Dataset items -

>>

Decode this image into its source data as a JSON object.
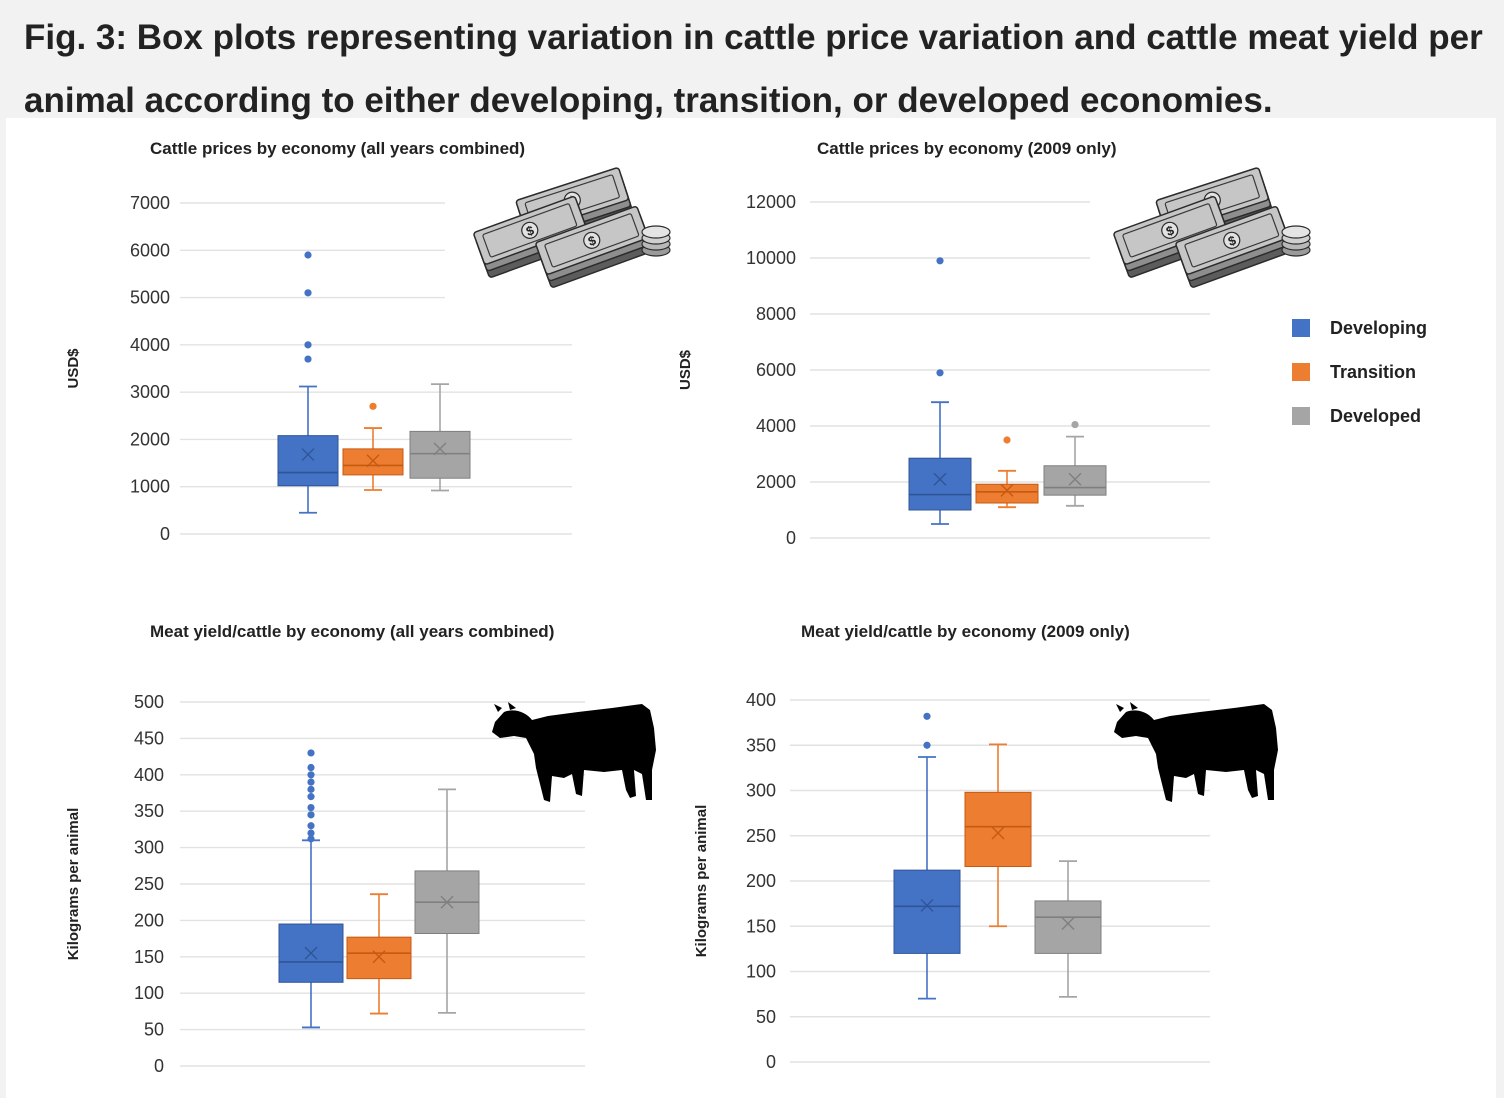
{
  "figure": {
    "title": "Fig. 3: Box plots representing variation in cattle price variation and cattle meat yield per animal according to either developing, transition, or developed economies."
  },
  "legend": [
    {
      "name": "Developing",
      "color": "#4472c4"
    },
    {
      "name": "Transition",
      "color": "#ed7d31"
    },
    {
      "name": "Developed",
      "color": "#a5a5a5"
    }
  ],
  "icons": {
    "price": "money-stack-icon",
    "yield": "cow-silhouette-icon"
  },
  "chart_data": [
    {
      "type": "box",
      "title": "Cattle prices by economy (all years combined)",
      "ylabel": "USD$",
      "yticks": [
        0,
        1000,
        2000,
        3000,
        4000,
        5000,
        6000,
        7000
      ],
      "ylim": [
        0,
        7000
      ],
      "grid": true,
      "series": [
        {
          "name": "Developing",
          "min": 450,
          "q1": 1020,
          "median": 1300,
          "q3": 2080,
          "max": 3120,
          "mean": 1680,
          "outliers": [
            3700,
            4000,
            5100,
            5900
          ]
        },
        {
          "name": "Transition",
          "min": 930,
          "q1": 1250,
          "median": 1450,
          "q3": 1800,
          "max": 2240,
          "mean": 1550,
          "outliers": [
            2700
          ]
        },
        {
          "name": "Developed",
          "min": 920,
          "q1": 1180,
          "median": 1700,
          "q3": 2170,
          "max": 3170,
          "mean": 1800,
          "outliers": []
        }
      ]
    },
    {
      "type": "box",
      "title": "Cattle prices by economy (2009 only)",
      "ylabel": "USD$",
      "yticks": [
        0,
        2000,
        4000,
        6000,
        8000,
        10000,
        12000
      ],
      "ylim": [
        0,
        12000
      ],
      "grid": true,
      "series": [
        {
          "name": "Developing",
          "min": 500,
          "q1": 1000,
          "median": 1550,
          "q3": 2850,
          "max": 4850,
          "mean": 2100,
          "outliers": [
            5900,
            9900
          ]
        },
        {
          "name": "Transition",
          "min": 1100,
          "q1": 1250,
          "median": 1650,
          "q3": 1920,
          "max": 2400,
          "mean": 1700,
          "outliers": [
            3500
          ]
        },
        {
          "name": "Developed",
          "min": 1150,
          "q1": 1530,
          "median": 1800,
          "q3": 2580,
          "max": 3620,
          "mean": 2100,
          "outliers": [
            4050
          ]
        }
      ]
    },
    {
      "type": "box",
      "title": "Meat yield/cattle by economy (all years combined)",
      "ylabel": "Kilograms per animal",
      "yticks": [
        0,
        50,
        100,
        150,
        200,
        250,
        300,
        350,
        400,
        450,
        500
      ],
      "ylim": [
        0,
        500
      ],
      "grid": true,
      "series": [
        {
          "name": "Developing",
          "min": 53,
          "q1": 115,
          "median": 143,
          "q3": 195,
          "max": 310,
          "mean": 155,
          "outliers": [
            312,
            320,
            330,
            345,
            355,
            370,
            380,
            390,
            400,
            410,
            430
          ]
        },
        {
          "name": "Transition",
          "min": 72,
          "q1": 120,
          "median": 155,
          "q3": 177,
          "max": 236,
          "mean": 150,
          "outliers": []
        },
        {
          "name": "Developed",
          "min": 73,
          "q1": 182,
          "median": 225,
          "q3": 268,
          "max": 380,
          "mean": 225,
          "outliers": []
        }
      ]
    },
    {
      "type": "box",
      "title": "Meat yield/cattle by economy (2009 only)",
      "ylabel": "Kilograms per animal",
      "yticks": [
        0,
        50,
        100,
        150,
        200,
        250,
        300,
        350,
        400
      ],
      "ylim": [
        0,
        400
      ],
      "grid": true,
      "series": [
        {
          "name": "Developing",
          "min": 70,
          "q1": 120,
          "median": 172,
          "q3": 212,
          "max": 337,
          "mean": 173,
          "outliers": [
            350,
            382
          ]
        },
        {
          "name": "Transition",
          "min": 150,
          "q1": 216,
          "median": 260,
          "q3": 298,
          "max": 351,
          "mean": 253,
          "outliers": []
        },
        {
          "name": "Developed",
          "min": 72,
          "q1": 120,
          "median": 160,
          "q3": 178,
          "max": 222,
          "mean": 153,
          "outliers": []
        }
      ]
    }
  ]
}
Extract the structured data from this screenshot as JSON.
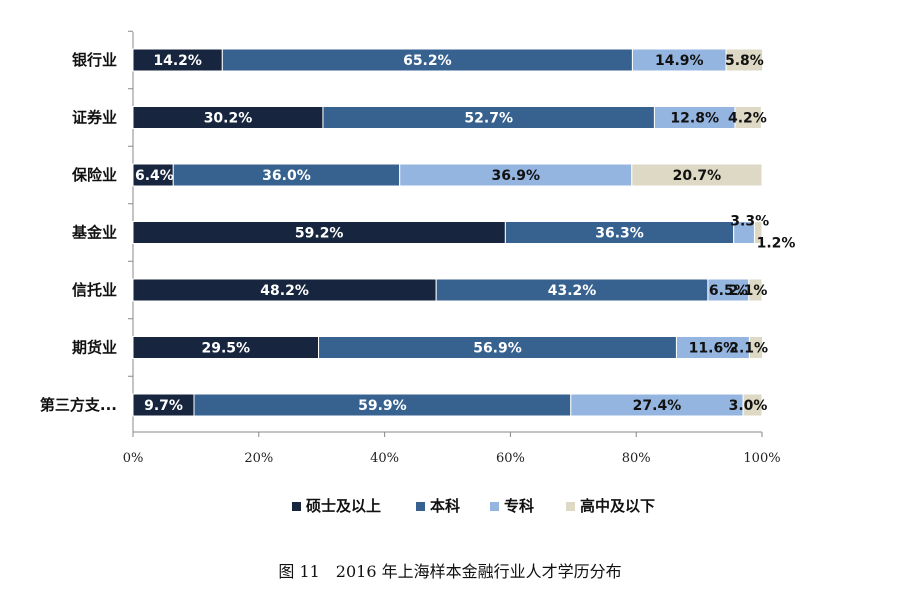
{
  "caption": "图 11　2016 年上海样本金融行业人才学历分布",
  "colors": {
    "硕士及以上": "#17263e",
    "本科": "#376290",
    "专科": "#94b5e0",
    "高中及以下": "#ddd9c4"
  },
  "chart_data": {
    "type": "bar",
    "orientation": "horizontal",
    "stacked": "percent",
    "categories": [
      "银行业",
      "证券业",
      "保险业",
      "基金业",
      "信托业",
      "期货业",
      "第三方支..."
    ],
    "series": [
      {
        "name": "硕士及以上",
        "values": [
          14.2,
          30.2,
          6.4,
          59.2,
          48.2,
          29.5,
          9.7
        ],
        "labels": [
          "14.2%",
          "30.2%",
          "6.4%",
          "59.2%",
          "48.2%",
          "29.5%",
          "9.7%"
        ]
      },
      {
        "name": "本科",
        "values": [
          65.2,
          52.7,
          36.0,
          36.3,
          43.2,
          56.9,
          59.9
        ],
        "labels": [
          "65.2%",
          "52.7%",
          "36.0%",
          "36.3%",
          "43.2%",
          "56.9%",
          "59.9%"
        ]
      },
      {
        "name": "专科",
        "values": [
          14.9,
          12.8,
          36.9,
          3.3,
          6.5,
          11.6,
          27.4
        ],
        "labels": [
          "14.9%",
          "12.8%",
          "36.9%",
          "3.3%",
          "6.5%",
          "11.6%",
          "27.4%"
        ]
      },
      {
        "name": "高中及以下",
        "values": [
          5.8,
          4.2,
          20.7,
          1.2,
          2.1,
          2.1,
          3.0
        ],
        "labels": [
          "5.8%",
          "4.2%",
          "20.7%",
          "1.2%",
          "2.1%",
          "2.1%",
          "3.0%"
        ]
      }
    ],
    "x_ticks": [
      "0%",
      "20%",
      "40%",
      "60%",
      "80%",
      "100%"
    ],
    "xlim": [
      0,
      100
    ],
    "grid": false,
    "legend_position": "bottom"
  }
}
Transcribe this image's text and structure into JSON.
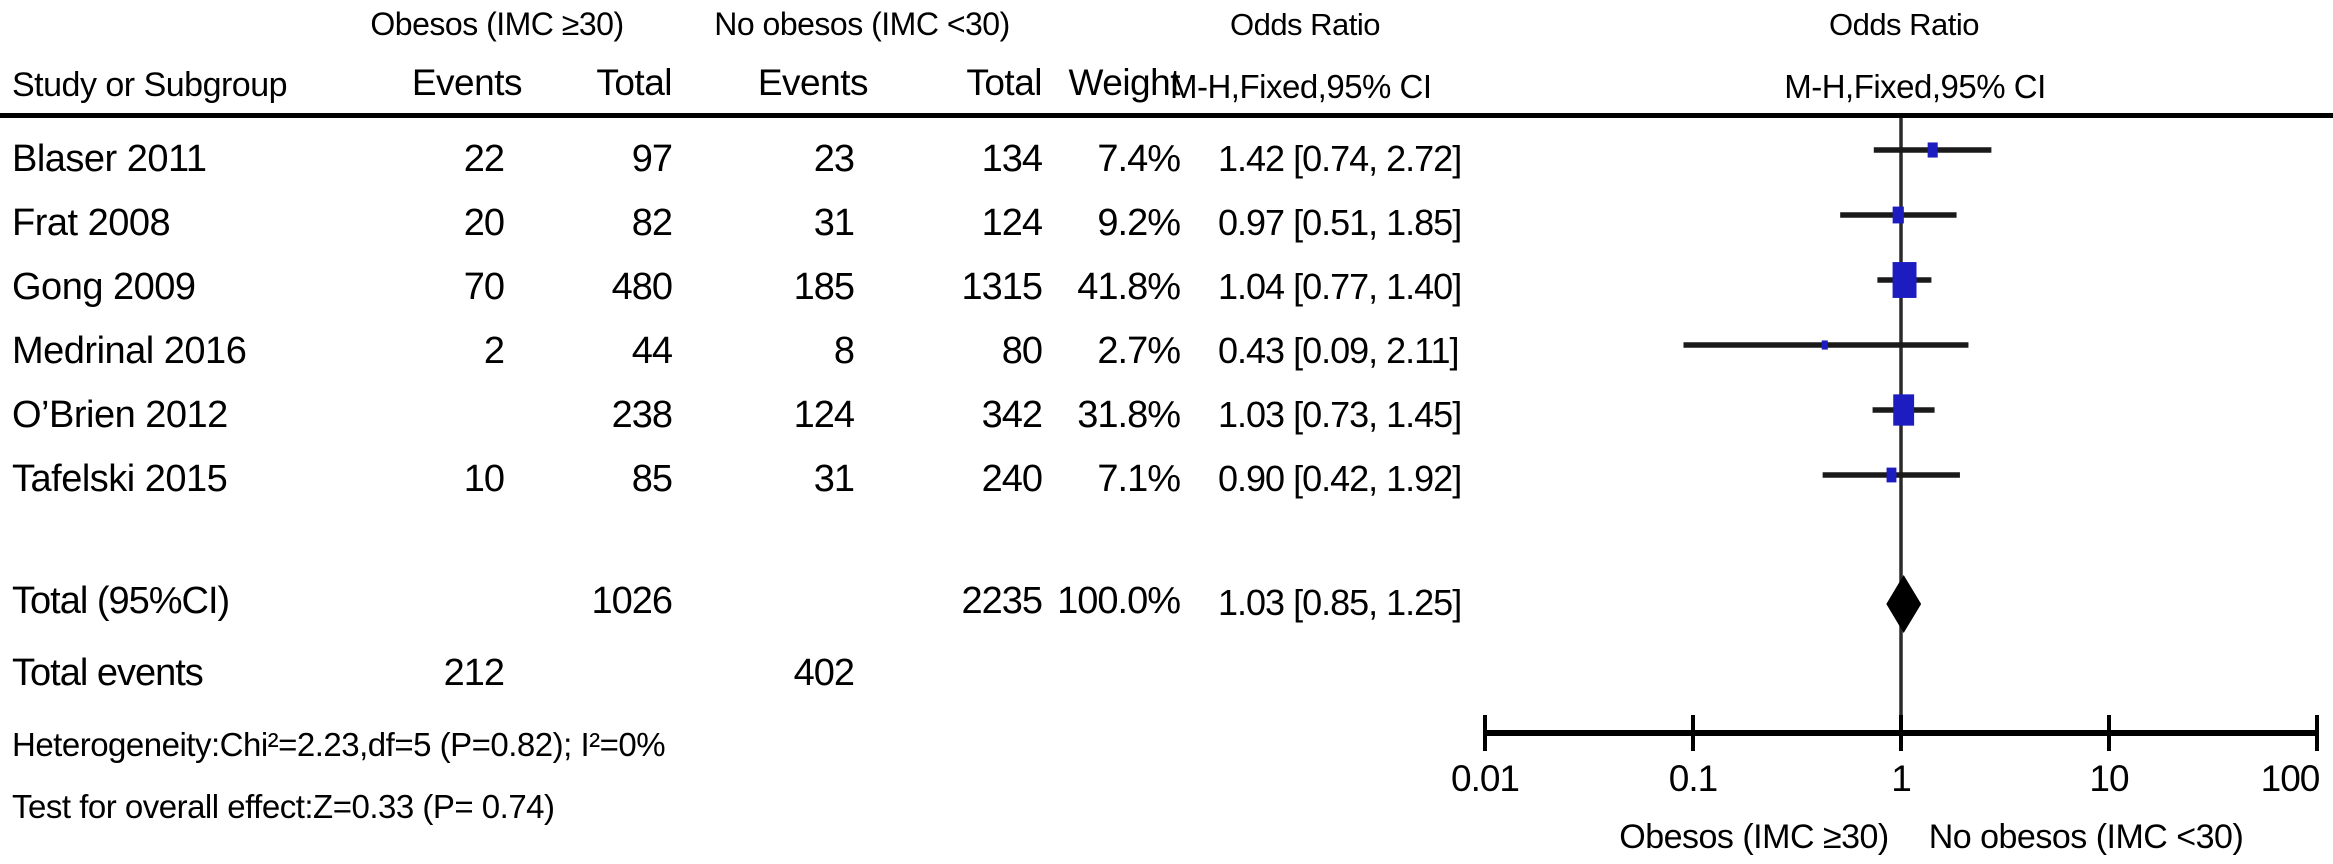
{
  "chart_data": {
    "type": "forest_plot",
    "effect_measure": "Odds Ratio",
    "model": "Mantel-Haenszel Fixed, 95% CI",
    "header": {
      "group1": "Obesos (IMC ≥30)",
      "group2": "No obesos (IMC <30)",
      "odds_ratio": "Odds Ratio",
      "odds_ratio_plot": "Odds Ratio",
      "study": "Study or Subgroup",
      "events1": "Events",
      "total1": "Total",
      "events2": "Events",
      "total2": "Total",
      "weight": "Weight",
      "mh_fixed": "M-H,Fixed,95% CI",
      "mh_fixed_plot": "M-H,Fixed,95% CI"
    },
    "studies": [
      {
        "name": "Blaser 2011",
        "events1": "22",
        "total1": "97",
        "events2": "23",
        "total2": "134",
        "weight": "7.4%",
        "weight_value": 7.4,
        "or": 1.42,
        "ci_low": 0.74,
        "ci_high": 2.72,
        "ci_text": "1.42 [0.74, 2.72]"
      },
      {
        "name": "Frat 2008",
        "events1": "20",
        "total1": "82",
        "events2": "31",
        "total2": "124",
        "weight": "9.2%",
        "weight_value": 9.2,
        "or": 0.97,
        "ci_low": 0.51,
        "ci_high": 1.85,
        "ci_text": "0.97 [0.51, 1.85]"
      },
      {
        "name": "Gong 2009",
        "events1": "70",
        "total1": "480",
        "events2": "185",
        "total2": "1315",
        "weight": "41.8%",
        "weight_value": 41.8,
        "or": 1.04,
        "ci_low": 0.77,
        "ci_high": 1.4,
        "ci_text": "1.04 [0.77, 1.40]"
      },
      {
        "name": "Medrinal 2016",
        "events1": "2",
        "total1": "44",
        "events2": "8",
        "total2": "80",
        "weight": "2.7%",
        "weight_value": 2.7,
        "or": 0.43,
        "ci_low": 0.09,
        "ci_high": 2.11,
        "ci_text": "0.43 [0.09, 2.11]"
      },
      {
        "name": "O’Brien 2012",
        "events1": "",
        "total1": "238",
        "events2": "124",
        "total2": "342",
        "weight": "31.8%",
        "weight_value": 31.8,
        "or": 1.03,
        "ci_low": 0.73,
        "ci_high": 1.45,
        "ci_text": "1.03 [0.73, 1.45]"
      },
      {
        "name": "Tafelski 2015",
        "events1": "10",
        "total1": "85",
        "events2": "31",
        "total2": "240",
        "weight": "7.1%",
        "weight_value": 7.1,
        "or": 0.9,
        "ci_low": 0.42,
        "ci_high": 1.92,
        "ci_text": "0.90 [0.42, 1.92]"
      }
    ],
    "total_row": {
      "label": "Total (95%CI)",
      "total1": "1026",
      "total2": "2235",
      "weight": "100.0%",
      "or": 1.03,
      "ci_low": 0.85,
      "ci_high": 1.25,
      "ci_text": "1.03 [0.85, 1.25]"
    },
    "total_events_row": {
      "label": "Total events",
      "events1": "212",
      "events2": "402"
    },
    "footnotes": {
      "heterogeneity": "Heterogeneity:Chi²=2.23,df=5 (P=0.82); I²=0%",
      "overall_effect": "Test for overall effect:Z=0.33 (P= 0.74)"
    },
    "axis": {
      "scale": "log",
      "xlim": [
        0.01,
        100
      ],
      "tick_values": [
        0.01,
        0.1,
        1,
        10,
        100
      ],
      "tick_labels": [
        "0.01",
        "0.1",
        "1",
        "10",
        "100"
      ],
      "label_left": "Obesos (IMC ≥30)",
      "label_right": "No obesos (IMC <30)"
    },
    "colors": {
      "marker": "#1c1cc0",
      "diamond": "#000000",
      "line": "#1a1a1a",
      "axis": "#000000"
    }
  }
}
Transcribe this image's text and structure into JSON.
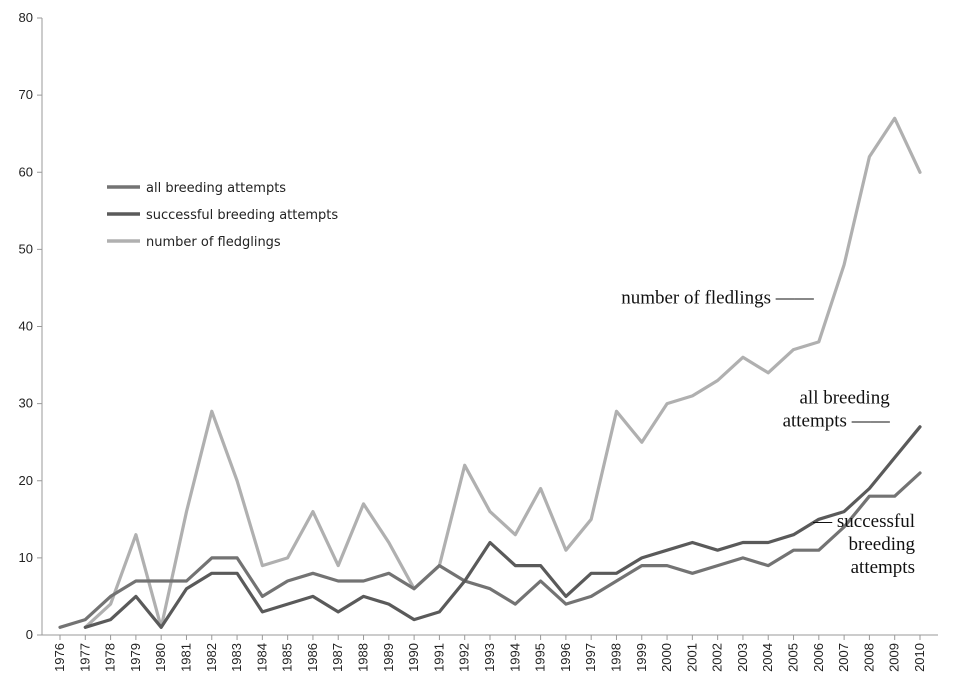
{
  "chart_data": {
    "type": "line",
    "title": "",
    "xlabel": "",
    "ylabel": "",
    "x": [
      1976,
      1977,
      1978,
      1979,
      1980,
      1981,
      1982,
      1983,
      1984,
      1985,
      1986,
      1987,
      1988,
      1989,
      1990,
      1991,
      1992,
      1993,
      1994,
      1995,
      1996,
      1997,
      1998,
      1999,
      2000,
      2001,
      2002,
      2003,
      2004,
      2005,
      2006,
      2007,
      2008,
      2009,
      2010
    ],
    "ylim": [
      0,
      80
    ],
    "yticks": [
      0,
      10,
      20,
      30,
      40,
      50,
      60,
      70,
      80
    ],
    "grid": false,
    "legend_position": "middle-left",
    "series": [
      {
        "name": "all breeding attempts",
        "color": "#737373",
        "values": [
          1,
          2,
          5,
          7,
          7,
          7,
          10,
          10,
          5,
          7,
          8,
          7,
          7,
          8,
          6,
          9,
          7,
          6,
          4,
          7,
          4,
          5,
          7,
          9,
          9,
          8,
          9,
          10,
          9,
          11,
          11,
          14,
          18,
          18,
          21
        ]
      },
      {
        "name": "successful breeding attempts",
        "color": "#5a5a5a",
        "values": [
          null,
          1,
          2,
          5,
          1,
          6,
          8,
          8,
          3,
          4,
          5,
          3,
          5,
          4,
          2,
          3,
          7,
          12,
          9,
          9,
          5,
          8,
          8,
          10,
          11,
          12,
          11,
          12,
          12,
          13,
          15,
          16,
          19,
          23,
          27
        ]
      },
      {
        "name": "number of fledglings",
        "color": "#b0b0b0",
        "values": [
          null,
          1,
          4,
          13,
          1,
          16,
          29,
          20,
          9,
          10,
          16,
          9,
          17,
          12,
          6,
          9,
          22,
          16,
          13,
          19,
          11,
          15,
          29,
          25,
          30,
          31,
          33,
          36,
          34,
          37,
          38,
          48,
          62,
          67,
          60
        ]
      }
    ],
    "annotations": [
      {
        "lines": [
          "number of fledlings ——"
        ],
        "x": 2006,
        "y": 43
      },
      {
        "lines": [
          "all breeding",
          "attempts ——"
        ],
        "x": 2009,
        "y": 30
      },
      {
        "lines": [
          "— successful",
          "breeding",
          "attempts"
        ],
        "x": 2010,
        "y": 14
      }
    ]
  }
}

<<

DIRECTION - Show all lines above holding "median".

RESPONSE FOR THIS EXERCISE -
          "median": 1300,
          "median": 1450,
          "median": 1700,
          "median": 1550,
          "median": 1650,
          "median": 1800,
          "median": 143,
          "median": 155,
          "median": 225,
          "median": 172,
          "median": 260,
          "median": 160,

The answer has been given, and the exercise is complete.